▶ _TASK STATEMENT_: Find the lines holding "JSON" and copy them.

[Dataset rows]
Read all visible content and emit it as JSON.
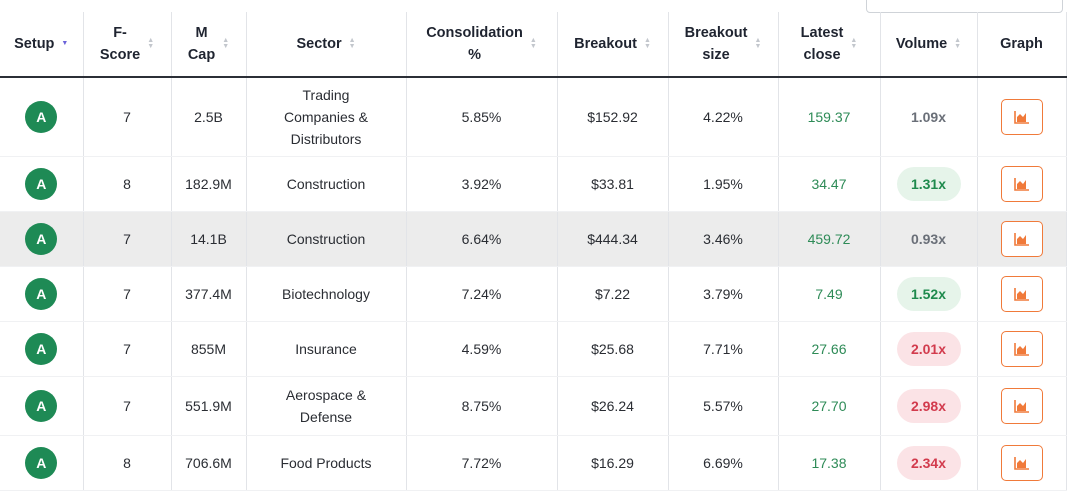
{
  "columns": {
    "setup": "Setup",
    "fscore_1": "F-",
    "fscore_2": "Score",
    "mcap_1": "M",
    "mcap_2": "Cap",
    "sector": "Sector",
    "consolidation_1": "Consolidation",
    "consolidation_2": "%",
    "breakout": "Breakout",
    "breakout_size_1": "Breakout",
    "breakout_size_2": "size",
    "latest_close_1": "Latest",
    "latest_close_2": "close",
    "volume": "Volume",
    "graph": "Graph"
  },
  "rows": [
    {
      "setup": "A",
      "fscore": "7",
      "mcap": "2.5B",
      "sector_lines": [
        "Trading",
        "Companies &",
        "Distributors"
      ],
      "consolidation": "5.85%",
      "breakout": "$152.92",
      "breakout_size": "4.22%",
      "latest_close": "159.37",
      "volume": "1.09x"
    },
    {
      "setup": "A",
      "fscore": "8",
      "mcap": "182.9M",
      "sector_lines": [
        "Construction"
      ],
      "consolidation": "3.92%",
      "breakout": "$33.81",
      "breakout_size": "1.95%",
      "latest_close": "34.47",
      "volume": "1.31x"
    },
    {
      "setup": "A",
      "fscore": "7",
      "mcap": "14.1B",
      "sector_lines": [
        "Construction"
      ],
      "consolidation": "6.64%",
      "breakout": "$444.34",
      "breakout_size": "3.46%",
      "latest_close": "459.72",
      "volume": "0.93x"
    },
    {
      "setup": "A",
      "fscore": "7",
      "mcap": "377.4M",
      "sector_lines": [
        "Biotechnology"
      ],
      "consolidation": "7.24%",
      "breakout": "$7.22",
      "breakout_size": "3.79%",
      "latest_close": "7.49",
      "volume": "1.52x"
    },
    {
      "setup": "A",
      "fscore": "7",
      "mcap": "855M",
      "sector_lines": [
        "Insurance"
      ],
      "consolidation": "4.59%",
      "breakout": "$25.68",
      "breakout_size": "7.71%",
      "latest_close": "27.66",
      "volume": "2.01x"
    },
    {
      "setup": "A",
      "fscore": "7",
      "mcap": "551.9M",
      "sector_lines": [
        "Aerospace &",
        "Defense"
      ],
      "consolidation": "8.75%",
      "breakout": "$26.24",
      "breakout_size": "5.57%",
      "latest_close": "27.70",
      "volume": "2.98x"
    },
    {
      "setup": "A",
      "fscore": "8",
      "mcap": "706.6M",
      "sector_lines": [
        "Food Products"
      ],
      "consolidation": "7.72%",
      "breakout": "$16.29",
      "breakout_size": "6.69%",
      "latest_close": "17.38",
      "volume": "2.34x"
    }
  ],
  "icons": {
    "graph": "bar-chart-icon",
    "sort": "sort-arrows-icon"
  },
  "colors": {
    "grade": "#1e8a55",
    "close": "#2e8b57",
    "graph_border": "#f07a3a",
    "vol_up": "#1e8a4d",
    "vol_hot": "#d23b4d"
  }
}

--

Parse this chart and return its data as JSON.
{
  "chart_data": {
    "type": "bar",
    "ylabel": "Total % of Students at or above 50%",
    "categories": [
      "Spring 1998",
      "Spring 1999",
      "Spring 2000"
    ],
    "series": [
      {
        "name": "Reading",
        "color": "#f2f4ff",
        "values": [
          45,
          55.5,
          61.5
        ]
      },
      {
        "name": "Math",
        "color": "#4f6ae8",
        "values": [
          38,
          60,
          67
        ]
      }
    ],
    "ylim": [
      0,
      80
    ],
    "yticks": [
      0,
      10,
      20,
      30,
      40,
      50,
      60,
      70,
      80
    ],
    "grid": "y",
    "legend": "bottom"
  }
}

▶ _WRITTEN SOLUTION_:
Read all visible content and emit it as JSON.
Parse this chart and return its data as JSON.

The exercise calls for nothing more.